__MATERIAL__:
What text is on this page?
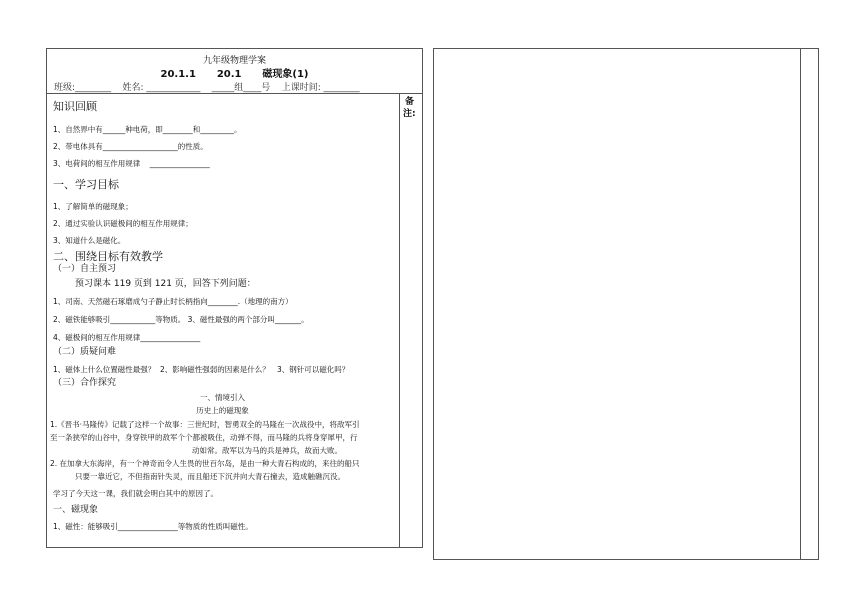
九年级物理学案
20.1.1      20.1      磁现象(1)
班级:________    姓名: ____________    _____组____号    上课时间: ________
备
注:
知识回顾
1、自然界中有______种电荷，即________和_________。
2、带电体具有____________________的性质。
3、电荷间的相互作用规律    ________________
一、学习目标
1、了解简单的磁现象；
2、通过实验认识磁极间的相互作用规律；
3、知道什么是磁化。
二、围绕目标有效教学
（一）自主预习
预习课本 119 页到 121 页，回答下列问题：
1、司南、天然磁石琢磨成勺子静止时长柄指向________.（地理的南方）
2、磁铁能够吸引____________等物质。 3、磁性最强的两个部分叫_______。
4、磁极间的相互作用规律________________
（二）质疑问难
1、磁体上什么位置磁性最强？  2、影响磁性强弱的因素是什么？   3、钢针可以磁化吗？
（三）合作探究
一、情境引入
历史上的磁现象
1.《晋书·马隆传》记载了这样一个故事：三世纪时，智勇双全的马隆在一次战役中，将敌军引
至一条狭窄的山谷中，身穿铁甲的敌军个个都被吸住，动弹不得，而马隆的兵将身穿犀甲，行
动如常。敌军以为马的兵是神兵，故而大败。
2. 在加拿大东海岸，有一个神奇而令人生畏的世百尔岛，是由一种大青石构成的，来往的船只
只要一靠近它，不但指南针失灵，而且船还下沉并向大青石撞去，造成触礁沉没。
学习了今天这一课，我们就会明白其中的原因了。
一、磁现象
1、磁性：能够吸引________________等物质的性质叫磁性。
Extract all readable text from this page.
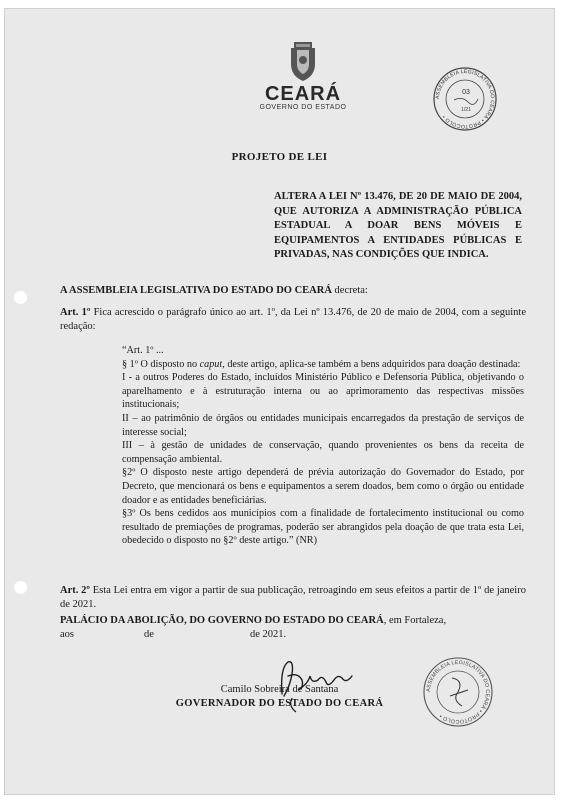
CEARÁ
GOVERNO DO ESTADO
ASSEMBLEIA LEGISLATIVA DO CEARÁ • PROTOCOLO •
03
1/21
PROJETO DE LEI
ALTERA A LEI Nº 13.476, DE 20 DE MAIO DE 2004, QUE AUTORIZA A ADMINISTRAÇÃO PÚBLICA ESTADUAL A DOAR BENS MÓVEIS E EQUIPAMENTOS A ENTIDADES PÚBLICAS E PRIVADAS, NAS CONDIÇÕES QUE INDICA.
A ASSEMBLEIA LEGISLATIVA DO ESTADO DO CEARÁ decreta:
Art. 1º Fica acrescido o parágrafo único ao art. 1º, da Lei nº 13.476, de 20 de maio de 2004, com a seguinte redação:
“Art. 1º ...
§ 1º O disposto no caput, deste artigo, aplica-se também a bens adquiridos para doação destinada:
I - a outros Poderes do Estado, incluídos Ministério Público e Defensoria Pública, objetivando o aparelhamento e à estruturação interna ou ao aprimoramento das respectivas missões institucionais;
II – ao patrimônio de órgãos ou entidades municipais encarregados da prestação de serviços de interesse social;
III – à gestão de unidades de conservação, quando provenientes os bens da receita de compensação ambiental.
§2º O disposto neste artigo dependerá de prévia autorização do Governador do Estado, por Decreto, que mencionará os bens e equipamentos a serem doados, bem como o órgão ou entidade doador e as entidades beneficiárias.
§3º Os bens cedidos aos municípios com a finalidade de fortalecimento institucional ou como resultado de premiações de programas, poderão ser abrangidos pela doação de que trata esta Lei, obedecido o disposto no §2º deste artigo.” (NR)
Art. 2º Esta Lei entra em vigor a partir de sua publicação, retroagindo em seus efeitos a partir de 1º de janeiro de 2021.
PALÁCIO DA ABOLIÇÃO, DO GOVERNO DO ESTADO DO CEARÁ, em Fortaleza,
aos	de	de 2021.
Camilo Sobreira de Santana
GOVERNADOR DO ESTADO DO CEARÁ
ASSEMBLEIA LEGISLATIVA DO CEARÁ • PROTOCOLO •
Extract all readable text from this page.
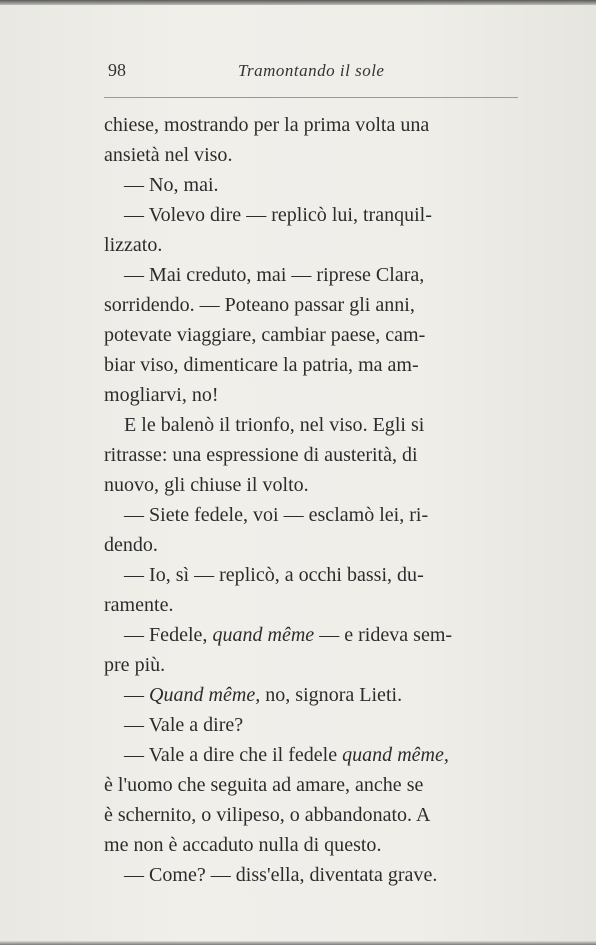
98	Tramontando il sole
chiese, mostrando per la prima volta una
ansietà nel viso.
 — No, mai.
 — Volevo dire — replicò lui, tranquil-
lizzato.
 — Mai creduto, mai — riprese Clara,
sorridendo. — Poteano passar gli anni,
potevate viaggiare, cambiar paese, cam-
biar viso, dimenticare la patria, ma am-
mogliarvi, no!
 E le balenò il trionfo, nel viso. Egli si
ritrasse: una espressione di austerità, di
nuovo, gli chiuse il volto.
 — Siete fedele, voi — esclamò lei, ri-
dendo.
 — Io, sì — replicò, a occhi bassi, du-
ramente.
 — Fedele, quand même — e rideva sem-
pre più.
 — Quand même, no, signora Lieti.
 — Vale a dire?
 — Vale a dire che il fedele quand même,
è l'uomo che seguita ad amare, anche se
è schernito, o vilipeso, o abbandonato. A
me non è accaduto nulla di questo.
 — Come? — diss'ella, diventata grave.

__WHAT YOU SHOULD DO__: Extract from the material all lines containing the string "CEARÁ".

__WRITTEN ANSWER__:
CEARÁ
ASSEMBLEIA LEGISLATIVA DO CEARÁ • PROTOCOLO •
A ASSEMBLEIA LEGISLATIVA DO ESTADO DO CEARÁ decreta:
PALÁCIO DA ABOLIÇÃO, DO GOVERNO DO ESTADO DO CEARÁ, em Fortaleza,
GOVERNADOR DO ESTADO DO CEARÁ
ASSEMBLEIA LEGISLATIVA DO CEARÁ • PROTOCOLO •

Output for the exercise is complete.